Problem requirements:
Only the number is wanted: how many lines contain "const"?

Materials provided:
--*--

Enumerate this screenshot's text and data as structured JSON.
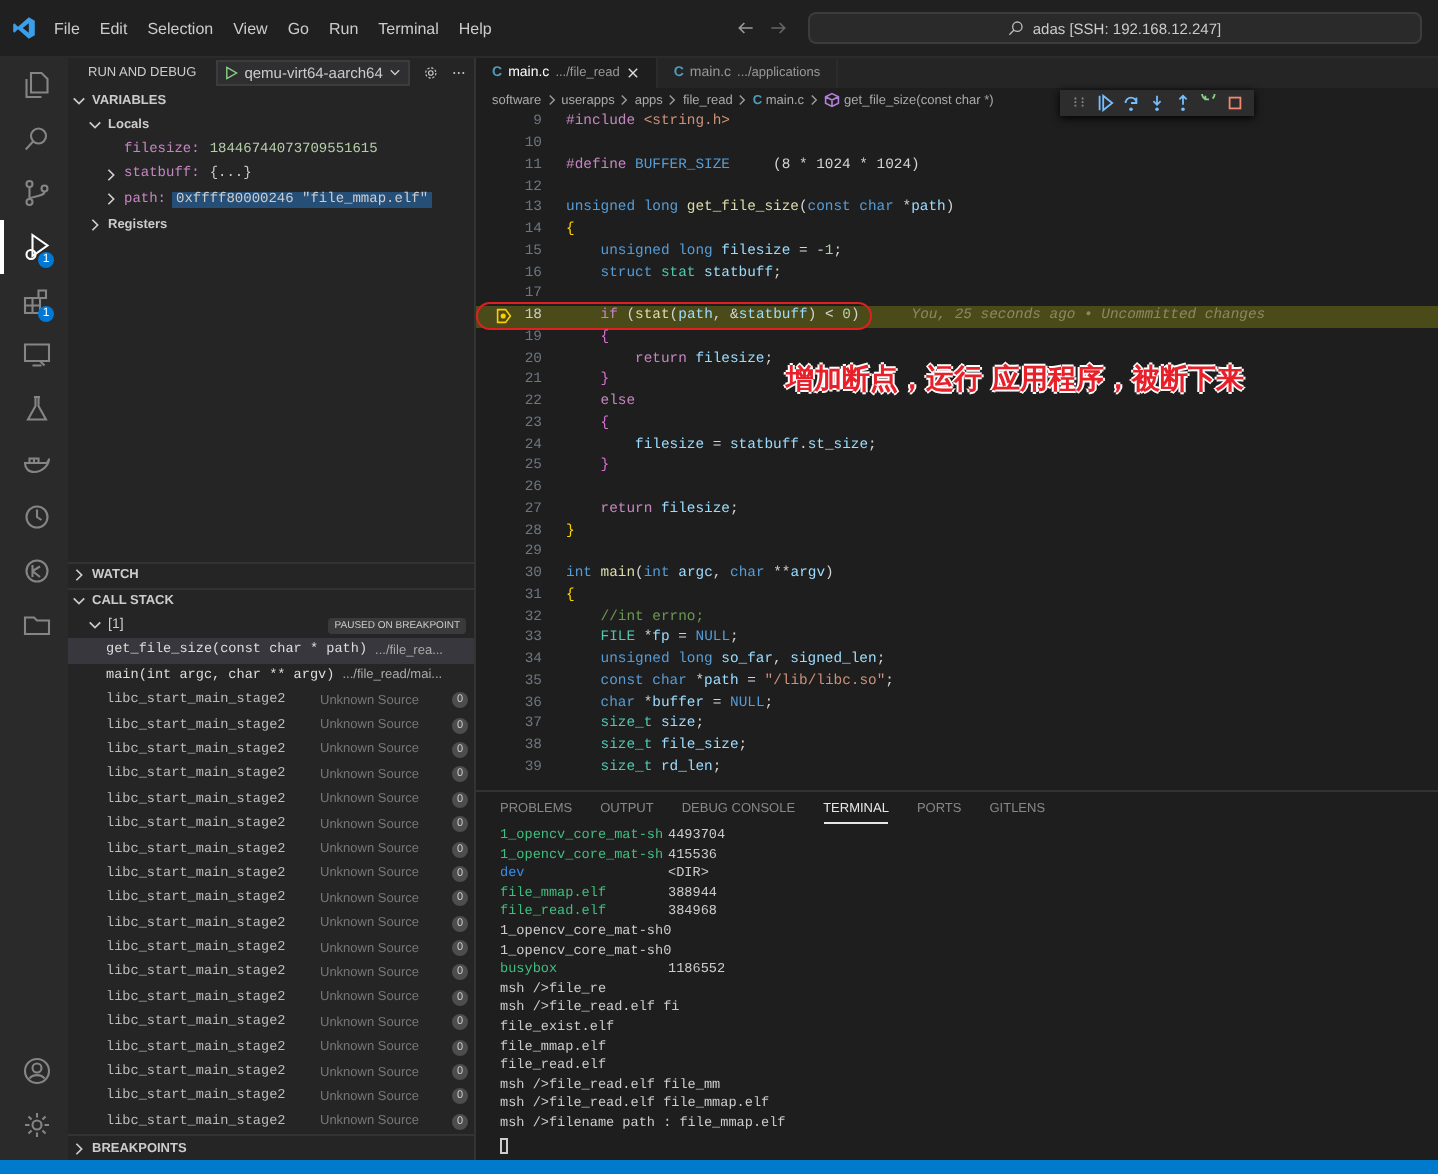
{
  "title_bar": {
    "menu": [
      "File",
      "Edit",
      "Selection",
      "View",
      "Go",
      "Run",
      "Terminal",
      "Help"
    ],
    "command_center": "adas [SSH: 192.168.12.247]"
  },
  "activity_bar": {
    "items": [
      {
        "kind": "explorer",
        "selected": false
      },
      {
        "kind": "search",
        "selected": false
      },
      {
        "kind": "source-control",
        "selected": false
      },
      {
        "kind": "run-debug",
        "selected": true,
        "badge": "1"
      },
      {
        "kind": "extensions",
        "selected": false,
        "badge": "1"
      },
      {
        "kind": "remote",
        "selected": false
      },
      {
        "kind": "testing",
        "selected": false
      },
      {
        "kind": "docker",
        "selected": false
      },
      {
        "kind": "timeline",
        "selected": false
      },
      {
        "kind": "gitlens",
        "selected": false
      },
      {
        "kind": "folder",
        "selected": false
      }
    ],
    "bottom": [
      {
        "kind": "account",
        "selected": false
      },
      {
        "kind": "settings",
        "selected": false
      }
    ]
  },
  "sidebar": {
    "title": "RUN AND DEBUG",
    "configuration": "qemu-virt64-aarch64",
    "variables": {
      "title": "VARIABLES",
      "expanded": true,
      "scopes": [
        {
          "name": "Locals",
          "expanded": true,
          "children": [
            {
              "name": "filesize:",
              "value": "18446744073709551615",
              "kind": "number",
              "expandable": false,
              "selected": false
            },
            {
              "name": "statbuff:",
              "value": "{...}",
              "kind": "object",
              "expandable": true,
              "selected": false
            },
            {
              "name": "path:",
              "value": "0xffff80000246 \"file_mmap.elf\"",
              "kind": "pointer",
              "expandable": true,
              "selected": true
            }
          ]
        },
        {
          "name": "Registers",
          "expanded": false
        }
      ]
    },
    "watch": {
      "title": "WATCH",
      "expanded": false
    },
    "call_stack": {
      "title": "CALL STACK",
      "expanded": true,
      "thread": "[1]",
      "status": "PAUSED ON BREAKPOINT",
      "frames": [
        {
          "kind": "user",
          "function": "get_file_size(const char * path)",
          "source": ".../file_rea...",
          "selected": true
        },
        {
          "kind": "user",
          "function": "main(int argc, char ** argv)",
          "source": ".../file_read/mai...",
          "selected": false
        },
        {
          "kind": "unknown",
          "function": "libc_start_main_stage2",
          "source": "Unknown Source",
          "badge": "0",
          "selected": false
        },
        {
          "kind": "unknown",
          "function": "libc_start_main_stage2",
          "source": "Unknown Source",
          "badge": "0",
          "selected": false
        },
        {
          "kind": "unknown",
          "function": "libc_start_main_stage2",
          "source": "Unknown Source",
          "badge": "0",
          "selected": false
        },
        {
          "kind": "unknown",
          "function": "libc_start_main_stage2",
          "source": "Unknown Source",
          "badge": "0",
          "selected": false
        },
        {
          "kind": "unknown",
          "function": "libc_start_main_stage2",
          "source": "Unknown Source",
          "badge": "0",
          "selected": false
        },
        {
          "kind": "unknown",
          "function": "libc_start_main_stage2",
          "source": "Unknown Source",
          "badge": "0",
          "selected": false
        },
        {
          "kind": "unknown",
          "function": "libc_start_main_stage2",
          "source": "Unknown Source",
          "badge": "0",
          "selected": false
        },
        {
          "kind": "unknown",
          "function": "libc_start_main_stage2",
          "source": "Unknown Source",
          "badge": "0",
          "selected": false
        },
        {
          "kind": "unknown",
          "function": "libc_start_main_stage2",
          "source": "Unknown Source",
          "badge": "0",
          "selected": false
        },
        {
          "kind": "unknown",
          "function": "libc_start_main_stage2",
          "source": "Unknown Source",
          "badge": "0",
          "selected": false
        },
        {
          "kind": "unknown",
          "function": "libc_start_main_stage2",
          "source": "Unknown Source",
          "badge": "0",
          "selected": false
        },
        {
          "kind": "unknown",
          "function": "libc_start_main_stage2",
          "source": "Unknown Source",
          "badge": "0",
          "selected": false
        },
        {
          "kind": "unknown",
          "function": "libc_start_main_stage2",
          "source": "Unknown Source",
          "badge": "0",
          "selected": false
        },
        {
          "kind": "unknown",
          "function": "libc_start_main_stage2",
          "source": "Unknown Source",
          "badge": "0",
          "selected": false
        },
        {
          "kind": "unknown",
          "function": "libc_start_main_stage2",
          "source": "Unknown Source",
          "badge": "0",
          "selected": false
        },
        {
          "kind": "unknown",
          "function": "libc_start_main_stage2",
          "source": "Unknown Source",
          "badge": "0",
          "selected": false
        },
        {
          "kind": "unknown",
          "function": "libc_start_main_stage2",
          "source": "Unknown Source",
          "badge": "0",
          "selected": false
        },
        {
          "kind": "unknown",
          "function": "libc_start_main_stage2",
          "source": "Unknown Source",
          "badge": "0",
          "selected": false
        }
      ]
    },
    "breakpoints": {
      "title": "BREAKPOINTS",
      "expanded": false
    }
  },
  "editor": {
    "tabs": [
      {
        "icon": "C",
        "label": "main.c",
        "detail": ".../file_read",
        "selected": true
      },
      {
        "icon": "C",
        "label": "main.c",
        "detail": ".../applications",
        "selected": false
      }
    ],
    "breadcrumb": [
      {
        "kind": "folder",
        "text": "software"
      },
      {
        "kind": "folder",
        "text": "userapps"
      },
      {
        "kind": "folder",
        "text": "apps"
      },
      {
        "kind": "folder",
        "text": "file_read"
      },
      {
        "kind": "file",
        "icon": "C",
        "text": "main.c"
      },
      {
        "kind": "symbol",
        "text": "get_file_size(const char *)"
      }
    ],
    "lines": [
      {
        "number": "9",
        "current": false,
        "tokens": [
          {
            "kind": "pp",
            "text": "#include"
          },
          {
            "kind": "str",
            "text": " <string.h>"
          }
        ]
      },
      {
        "number": "10",
        "current": false
      },
      {
        "number": "11",
        "current": false,
        "tokens": [
          {
            "kind": "pp",
            "text": "#define"
          },
          {
            "kind": "macro",
            "text": " BUFFER_SIZE"
          },
          {
            "kind": "punct",
            "text": "     (8 * 1024 * 1024)"
          }
        ]
      },
      {
        "number": "12",
        "current": false
      },
      {
        "number": "13",
        "current": false,
        "tokens": [
          {
            "kind": "kw",
            "text": "unsigned long "
          },
          {
            "kind": "fn",
            "text": "get_file_size"
          },
          {
            "kind": "punct",
            "text": "("
          },
          {
            "kind": "kw",
            "text": "const char "
          },
          {
            "kind": "punct",
            "text": "*"
          },
          {
            "kind": "var",
            "text": "path"
          },
          {
            "kind": "punct",
            "text": ")"
          }
        ]
      },
      {
        "number": "14",
        "current": false,
        "tokens": [
          {
            "kind": "brace",
            "text": "{"
          }
        ]
      },
      {
        "number": "15",
        "current": false,
        "tokens": [
          {
            "kind": "kw",
            "text": "    unsigned long "
          },
          {
            "kind": "var",
            "text": "filesize"
          },
          {
            "kind": "punct",
            "text": " = -"
          },
          {
            "kind": "num",
            "text": "1"
          },
          {
            "kind": "punct",
            "text": ";"
          }
        ]
      },
      {
        "number": "16",
        "current": false,
        "tokens": [
          {
            "kind": "kw",
            "text": "    struct "
          },
          {
            "kind": "type",
            "text": "stat "
          },
          {
            "kind": "var",
            "text": "statbuff"
          },
          {
            "kind": "punct",
            "text": ";"
          }
        ]
      },
      {
        "number": "17",
        "current": false
      },
      {
        "number": "18",
        "current": true,
        "blame": "You, 25 seconds ago • Uncommitted changes",
        "tokens": [
          {
            "kind": "ctrl",
            "text": "    if"
          },
          {
            "kind": "punct",
            "text": " ("
          },
          {
            "kind": "fn",
            "text": "stat"
          },
          {
            "kind": "punct",
            "text": "("
          },
          {
            "kind": "var",
            "text": "path"
          },
          {
            "kind": "punct",
            "text": ", &"
          },
          {
            "kind": "var",
            "text": "statbuff"
          },
          {
            "kind": "punct",
            "text": ") < "
          },
          {
            "kind": "num",
            "text": "0"
          },
          {
            "kind": "punct",
            "text": ")"
          }
        ]
      },
      {
        "number": "19",
        "current": false,
        "tokens": [
          {
            "kind": "brace2",
            "text": "    {"
          }
        ]
      },
      {
        "number": "20",
        "current": false,
        "tokens": [
          {
            "kind": "ctrl",
            "text": "        return "
          },
          {
            "kind": "var",
            "text": "filesize"
          },
          {
            "kind": "punct",
            "text": ";"
          }
        ]
      },
      {
        "number": "21",
        "current": false,
        "tokens": [
          {
            "kind": "brace2",
            "text": "    }"
          }
        ]
      },
      {
        "number": "22",
        "current": false,
        "tokens": [
          {
            "kind": "ctrl",
            "text": "    else"
          }
        ]
      },
      {
        "number": "23",
        "current": false,
        "tokens": [
          {
            "kind": "brace2",
            "text": "    {"
          }
        ]
      },
      {
        "number": "24",
        "current": false,
        "tokens": [
          {
            "kind": "var",
            "text": "        filesize"
          },
          {
            "kind": "punct",
            "text": " = "
          },
          {
            "kind": "var",
            "text": "statbuff"
          },
          {
            "kind": "punct",
            "text": "."
          },
          {
            "kind": "var",
            "text": "st_size"
          },
          {
            "kind": "punct",
            "text": ";"
          }
        ]
      },
      {
        "number": "25",
        "current": false,
        "tokens": [
          {
            "kind": "brace2",
            "text": "    }"
          }
        ]
      },
      {
        "number": "26",
        "current": false
      },
      {
        "number": "27",
        "current": false,
        "tokens": [
          {
            "kind": "ctrl",
            "text": "    return "
          },
          {
            "kind": "var",
            "text": "filesize"
          },
          {
            "kind": "punct",
            "text": ";"
          }
        ]
      },
      {
        "number": "28",
        "current": false,
        "tokens": [
          {
            "kind": "brace",
            "text": "}"
          }
        ]
      },
      {
        "number": "29",
        "current": false
      },
      {
        "number": "30",
        "current": false,
        "tokens": [
          {
            "kind": "kw",
            "text": "int "
          },
          {
            "kind": "fn",
            "text": "main"
          },
          {
            "kind": "punct",
            "text": "("
          },
          {
            "kind": "kw",
            "text": "int "
          },
          {
            "kind": "var",
            "text": "argc"
          },
          {
            "kind": "punct",
            "text": ", "
          },
          {
            "kind": "kw",
            "text": "char "
          },
          {
            "kind": "punct",
            "text": "**"
          },
          {
            "kind": "var",
            "text": "argv"
          },
          {
            "kind": "punct",
            "text": ")"
          }
        ]
      },
      {
        "number": "31",
        "current": false,
        "tokens": [
          {
            "kind": "brace",
            "text": "{"
          }
        ]
      },
      {
        "number": "32",
        "current": false,
        "tokens": [
          {
            "kind": "comment",
            "text": "    //int errno;"
          }
        ]
      },
      {
        "number": "33",
        "current": false,
        "tokens": [
          {
            "kind": "type",
            "text": "    FILE "
          },
          {
            "kind": "punct",
            "text": "*"
          },
          {
            "kind": "var",
            "text": "fp"
          },
          {
            "kind": "punct",
            "text": " = "
          },
          {
            "kind": "macro",
            "text": "NULL"
          },
          {
            "kind": "punct",
            "text": ";"
          }
        ]
      },
      {
        "number": "34",
        "current": false,
        "tokens": [
          {
            "kind": "kw",
            "text": "    unsigned long "
          },
          {
            "kind": "var",
            "text": "so_far"
          },
          {
            "kind": "punct",
            "text": ", "
          },
          {
            "kind": "var",
            "text": "signed_len"
          },
          {
            "kind": "punct",
            "text": ";"
          }
        ]
      },
      {
        "number": "35",
        "current": false,
        "tokens": [
          {
            "kind": "kw",
            "text": "    const char "
          },
          {
            "kind": "punct",
            "text": "*"
          },
          {
            "kind": "var",
            "text": "path"
          },
          {
            "kind": "punct",
            "text": " = "
          },
          {
            "kind": "str",
            "text": "\"/lib/libc.so\""
          },
          {
            "kind": "punct",
            "text": ";"
          }
        ]
      },
      {
        "number": "36",
        "current": false,
        "tokens": [
          {
            "kind": "kw",
            "text": "    char "
          },
          {
            "kind": "punct",
            "text": "*"
          },
          {
            "kind": "var",
            "text": "buffer"
          },
          {
            "kind": "punct",
            "text": " = "
          },
          {
            "kind": "macro",
            "text": "NULL"
          },
          {
            "kind": "punct",
            "text": ";"
          }
        ]
      },
      {
        "number": "37",
        "current": false,
        "tokens": [
          {
            "kind": "type",
            "text": "    size_t "
          },
          {
            "kind": "var",
            "text": "size"
          },
          {
            "kind": "punct",
            "text": ";"
          }
        ]
      },
      {
        "number": "38",
        "current": false,
        "tokens": [
          {
            "kind": "type",
            "text": "    size_t "
          },
          {
            "kind": "var",
            "text": "file_size"
          },
          {
            "kind": "punct",
            "text": ";"
          }
        ]
      },
      {
        "number": "39",
        "current": false,
        "tokens": [
          {
            "kind": "type",
            "text": "    size_t "
          },
          {
            "kind": "var",
            "text": "rd_len"
          },
          {
            "kind": "punct",
            "text": ";"
          }
        ]
      }
    ],
    "debug_toolbar": [
      {
        "kind": "grip"
      },
      {
        "kind": "continue"
      },
      {
        "kind": "step-over"
      },
      {
        "kind": "step-into"
      },
      {
        "kind": "step-out"
      },
      {
        "kind": "restart"
      },
      {
        "kind": "stop"
      }
    ],
    "annotation": "增加断点，运行 应用程序，被断下来"
  },
  "panel": {
    "tabs": [
      {
        "label": "PROBLEMS",
        "selected": false
      },
      {
        "label": "OUTPUT",
        "selected": false
      },
      {
        "label": "DEBUG CONSOLE",
        "selected": false
      },
      {
        "label": "TERMINAL",
        "selected": true
      },
      {
        "label": "PORTS",
        "selected": false
      },
      {
        "label": "GITLENS",
        "selected": false
      }
    ],
    "terminal": {
      "cursor": true,
      "lines": [
        {
          "kind": "entry",
          "name": "1_opencv_core_mat-sh",
          "size": "4493704",
          "color": "#3fbf7f"
        },
        {
          "kind": "entry",
          "name": "1_opencv_core_mat-sh",
          "size": "415536",
          "color": "#3fbf7f"
        },
        {
          "kind": "entry",
          "name": "dev",
          "size": "<DIR>",
          "color": "#3b8eea"
        },
        {
          "kind": "entry",
          "name": "file_mmap.elf",
          "size": "388944",
          "color": "#3fbf7f"
        },
        {
          "kind": "entry",
          "name": "file_read.elf",
          "size": "384968",
          "color": "#3fbf7f"
        },
        {
          "kind": "text",
          "text": "1_opencv_core_mat-sh0"
        },
        {
          "kind": "text",
          "text": "1_opencv_core_mat-sh0"
        },
        {
          "kind": "entry",
          "name": "busybox",
          "size": "1186552",
          "color": "#3fbf7f"
        },
        {
          "kind": "text",
          "text": "msh />file_re"
        },
        {
          "kind": "text",
          "text": "msh />file_read.elf fi"
        },
        {
          "kind": "text",
          "text": "file_exist.elf"
        },
        {
          "kind": "text",
          "text": "file_mmap.elf"
        },
        {
          "kind": "text",
          "text": "file_read.elf"
        },
        {
          "kind": "text",
          "text": "msh />file_read.elf file_mm"
        },
        {
          "kind": "text",
          "text": "msh />file_read.elf file_mmap.elf"
        },
        {
          "kind": "text",
          "text": "msh />filename path : file_mmap.elf"
        }
      ]
    }
  }
}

--*--

Task result:
4